▸ Set exercise
A single number is the answer here: how many lines of the entries contain "toastinette"?

▸ Data entries
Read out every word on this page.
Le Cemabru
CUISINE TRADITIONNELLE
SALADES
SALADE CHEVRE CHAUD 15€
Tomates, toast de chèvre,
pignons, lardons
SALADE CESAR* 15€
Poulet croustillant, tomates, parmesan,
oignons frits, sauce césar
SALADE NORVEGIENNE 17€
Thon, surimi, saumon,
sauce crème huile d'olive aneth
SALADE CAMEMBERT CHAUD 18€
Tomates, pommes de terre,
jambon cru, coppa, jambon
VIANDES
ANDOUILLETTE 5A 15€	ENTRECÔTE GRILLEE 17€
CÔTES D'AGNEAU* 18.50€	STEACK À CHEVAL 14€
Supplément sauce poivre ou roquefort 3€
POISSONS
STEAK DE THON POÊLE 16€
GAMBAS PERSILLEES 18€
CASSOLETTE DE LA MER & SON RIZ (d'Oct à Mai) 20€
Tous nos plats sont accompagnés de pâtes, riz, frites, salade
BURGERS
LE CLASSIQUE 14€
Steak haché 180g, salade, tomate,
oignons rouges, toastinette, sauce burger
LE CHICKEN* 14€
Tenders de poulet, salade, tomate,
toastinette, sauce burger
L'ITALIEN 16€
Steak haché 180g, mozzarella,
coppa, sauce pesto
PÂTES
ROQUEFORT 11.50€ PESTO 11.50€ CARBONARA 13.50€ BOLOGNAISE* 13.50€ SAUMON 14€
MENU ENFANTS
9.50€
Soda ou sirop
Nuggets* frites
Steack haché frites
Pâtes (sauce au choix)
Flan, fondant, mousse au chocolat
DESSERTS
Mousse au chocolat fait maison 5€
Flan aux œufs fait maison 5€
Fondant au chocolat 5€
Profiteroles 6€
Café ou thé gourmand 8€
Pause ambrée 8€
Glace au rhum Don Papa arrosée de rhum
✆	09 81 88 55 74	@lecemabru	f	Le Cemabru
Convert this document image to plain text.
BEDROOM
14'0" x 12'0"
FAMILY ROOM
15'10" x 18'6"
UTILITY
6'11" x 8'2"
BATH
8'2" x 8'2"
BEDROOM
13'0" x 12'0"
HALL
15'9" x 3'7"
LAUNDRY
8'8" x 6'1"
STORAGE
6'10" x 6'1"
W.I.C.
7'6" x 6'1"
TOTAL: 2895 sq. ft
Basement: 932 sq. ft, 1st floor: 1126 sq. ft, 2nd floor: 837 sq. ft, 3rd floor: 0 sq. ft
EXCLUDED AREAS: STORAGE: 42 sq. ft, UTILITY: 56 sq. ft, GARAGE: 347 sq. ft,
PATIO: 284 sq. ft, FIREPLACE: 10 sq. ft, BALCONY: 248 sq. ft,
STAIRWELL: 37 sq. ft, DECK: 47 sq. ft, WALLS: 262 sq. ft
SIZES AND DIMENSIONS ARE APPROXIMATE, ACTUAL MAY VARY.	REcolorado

==

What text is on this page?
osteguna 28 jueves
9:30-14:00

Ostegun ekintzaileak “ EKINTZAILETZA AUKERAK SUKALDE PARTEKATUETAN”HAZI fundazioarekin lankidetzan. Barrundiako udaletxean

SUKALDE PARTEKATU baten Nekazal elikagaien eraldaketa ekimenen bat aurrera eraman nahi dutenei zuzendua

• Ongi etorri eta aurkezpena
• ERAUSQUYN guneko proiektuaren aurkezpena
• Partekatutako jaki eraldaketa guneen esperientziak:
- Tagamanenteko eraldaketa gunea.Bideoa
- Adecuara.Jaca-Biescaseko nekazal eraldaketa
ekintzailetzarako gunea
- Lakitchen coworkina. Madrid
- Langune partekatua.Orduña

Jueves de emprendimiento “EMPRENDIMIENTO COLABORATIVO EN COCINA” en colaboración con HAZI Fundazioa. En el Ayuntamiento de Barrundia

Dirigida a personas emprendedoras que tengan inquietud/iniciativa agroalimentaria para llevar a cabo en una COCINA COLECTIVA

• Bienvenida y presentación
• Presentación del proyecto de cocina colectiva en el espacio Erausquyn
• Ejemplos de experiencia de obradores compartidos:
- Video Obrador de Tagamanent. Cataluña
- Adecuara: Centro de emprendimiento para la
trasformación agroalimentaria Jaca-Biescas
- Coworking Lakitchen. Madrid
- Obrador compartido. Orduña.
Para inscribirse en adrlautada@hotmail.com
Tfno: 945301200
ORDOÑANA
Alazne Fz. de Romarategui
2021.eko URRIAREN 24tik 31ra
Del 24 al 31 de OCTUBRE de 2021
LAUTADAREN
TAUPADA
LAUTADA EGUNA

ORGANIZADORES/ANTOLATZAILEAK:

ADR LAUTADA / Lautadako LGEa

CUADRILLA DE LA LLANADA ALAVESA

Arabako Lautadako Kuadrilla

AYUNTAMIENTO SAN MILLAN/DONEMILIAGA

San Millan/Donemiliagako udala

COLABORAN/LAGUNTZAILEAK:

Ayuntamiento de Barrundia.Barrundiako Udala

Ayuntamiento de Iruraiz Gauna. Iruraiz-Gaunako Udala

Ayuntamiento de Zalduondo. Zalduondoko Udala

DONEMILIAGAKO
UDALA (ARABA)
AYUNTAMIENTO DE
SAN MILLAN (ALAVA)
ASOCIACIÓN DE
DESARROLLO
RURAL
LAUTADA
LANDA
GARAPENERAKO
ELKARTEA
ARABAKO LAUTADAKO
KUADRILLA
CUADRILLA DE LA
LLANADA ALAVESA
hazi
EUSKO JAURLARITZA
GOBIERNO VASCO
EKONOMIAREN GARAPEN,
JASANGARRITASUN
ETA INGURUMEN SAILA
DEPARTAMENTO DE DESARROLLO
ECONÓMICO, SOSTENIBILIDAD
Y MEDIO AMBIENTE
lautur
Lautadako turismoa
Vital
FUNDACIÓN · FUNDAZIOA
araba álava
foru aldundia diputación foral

* * *

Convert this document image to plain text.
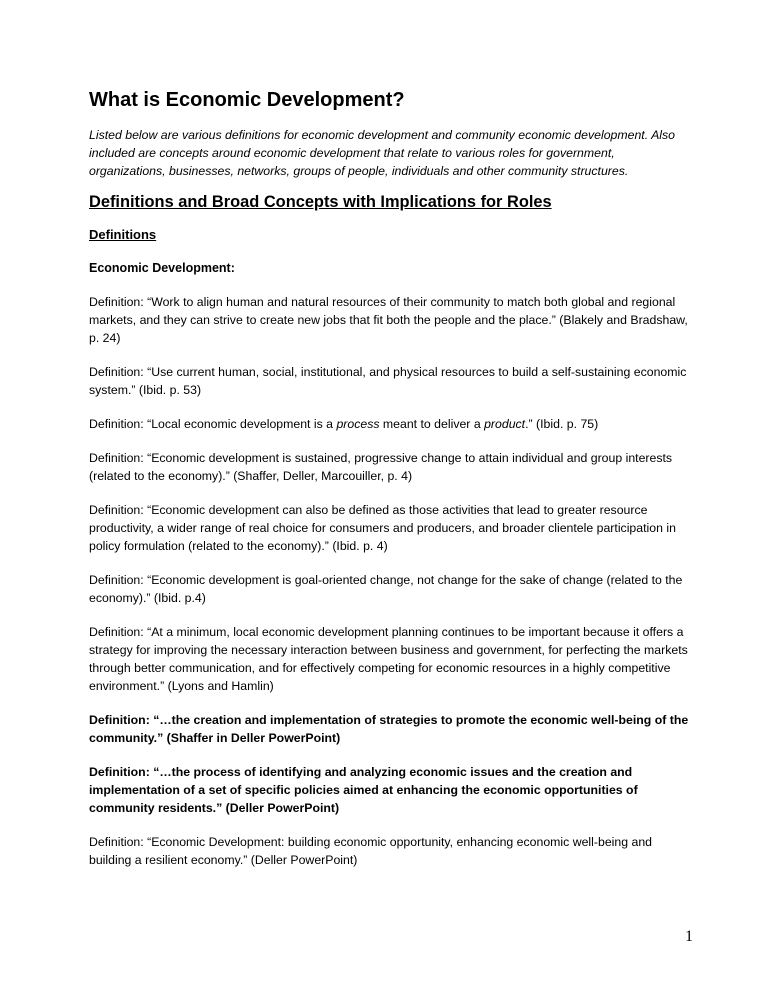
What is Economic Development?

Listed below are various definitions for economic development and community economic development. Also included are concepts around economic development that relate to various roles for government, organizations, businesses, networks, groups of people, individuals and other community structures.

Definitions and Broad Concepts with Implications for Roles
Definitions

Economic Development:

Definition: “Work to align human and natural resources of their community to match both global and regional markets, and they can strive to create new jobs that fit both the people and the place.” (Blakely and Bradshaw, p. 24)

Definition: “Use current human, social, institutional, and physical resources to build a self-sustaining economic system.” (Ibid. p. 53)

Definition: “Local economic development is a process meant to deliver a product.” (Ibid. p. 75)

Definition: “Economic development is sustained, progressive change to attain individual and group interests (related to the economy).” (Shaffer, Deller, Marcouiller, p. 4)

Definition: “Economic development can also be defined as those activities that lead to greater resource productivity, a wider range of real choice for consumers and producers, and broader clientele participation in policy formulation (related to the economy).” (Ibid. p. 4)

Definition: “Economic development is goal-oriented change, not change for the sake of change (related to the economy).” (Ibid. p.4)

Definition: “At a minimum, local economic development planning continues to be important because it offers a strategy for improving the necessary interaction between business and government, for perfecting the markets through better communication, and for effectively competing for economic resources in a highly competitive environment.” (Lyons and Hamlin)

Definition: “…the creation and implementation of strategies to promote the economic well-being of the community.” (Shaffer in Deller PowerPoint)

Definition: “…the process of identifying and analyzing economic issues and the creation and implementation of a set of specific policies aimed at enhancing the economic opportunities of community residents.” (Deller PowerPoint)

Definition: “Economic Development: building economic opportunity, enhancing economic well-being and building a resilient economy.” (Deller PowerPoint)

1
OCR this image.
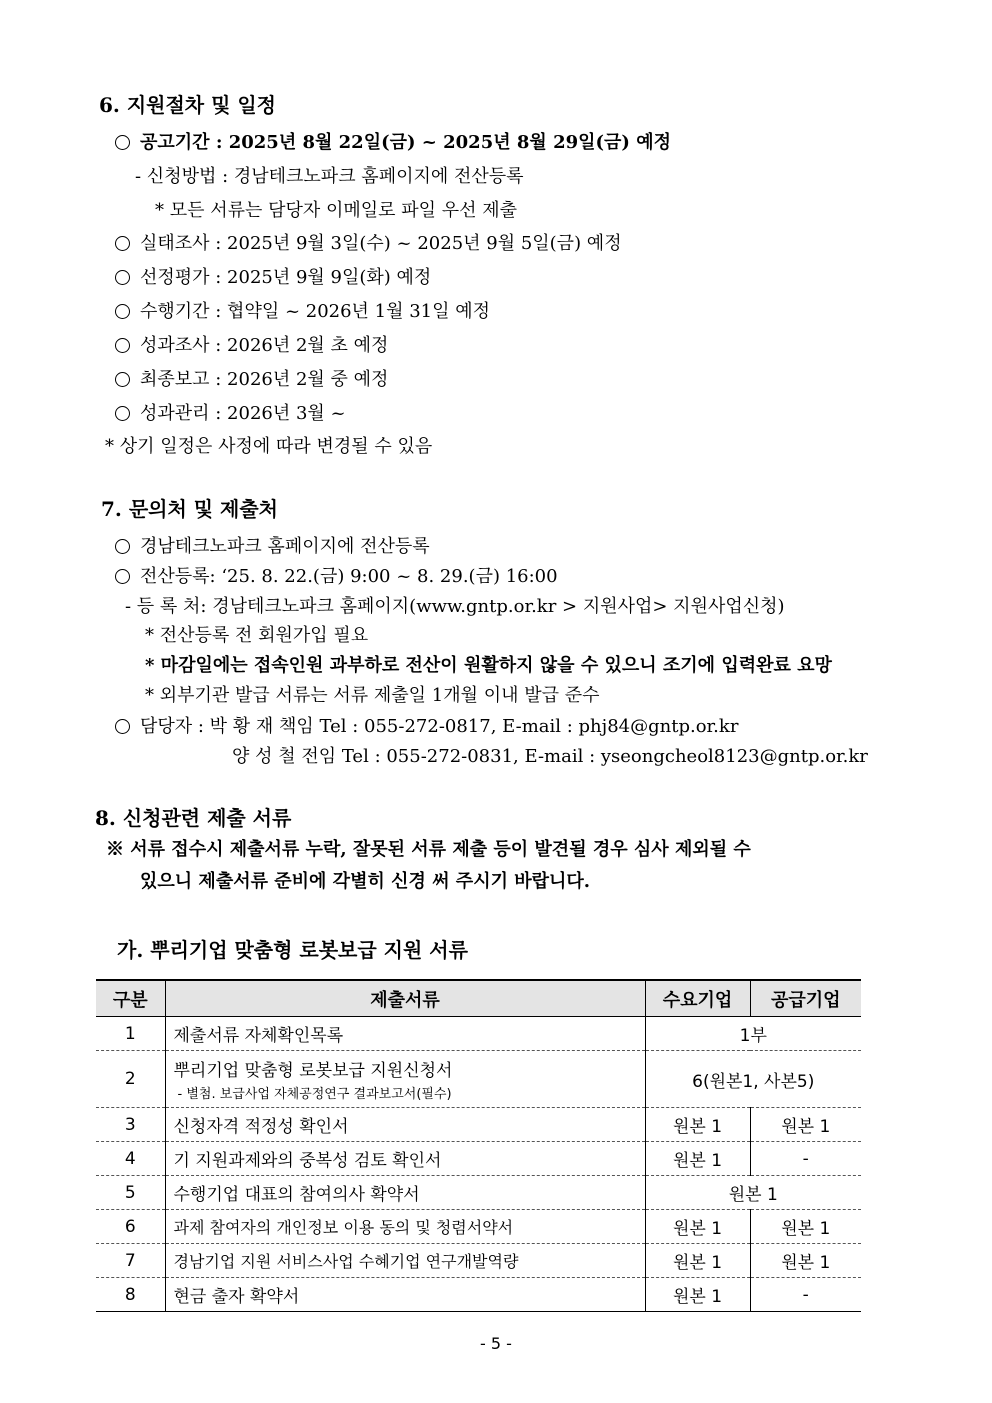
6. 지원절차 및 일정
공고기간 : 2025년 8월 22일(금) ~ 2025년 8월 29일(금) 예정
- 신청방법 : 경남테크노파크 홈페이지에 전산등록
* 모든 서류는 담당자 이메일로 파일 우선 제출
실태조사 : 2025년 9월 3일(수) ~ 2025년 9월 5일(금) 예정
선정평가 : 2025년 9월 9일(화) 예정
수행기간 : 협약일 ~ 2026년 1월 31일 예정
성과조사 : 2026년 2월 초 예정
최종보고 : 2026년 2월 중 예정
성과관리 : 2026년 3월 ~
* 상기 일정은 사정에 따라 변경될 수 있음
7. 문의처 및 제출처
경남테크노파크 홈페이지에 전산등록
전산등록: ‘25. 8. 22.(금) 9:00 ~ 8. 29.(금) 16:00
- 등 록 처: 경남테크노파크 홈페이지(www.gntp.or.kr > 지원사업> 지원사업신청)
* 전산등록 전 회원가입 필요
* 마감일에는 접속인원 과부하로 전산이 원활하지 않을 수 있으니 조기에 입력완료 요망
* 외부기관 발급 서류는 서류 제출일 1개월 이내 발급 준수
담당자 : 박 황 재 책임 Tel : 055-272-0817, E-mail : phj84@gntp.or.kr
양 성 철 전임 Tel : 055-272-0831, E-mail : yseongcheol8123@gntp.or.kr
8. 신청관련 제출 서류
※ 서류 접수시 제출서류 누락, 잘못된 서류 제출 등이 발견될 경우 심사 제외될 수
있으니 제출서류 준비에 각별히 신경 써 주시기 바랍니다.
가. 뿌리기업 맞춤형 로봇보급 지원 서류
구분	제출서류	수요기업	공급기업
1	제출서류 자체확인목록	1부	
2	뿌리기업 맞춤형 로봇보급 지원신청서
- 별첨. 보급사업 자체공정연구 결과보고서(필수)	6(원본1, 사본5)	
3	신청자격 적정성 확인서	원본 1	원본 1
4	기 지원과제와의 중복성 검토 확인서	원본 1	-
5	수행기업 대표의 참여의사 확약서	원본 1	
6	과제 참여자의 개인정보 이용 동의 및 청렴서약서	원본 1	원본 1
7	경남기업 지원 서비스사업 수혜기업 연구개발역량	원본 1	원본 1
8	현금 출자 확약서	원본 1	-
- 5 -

▸ Result of this task
2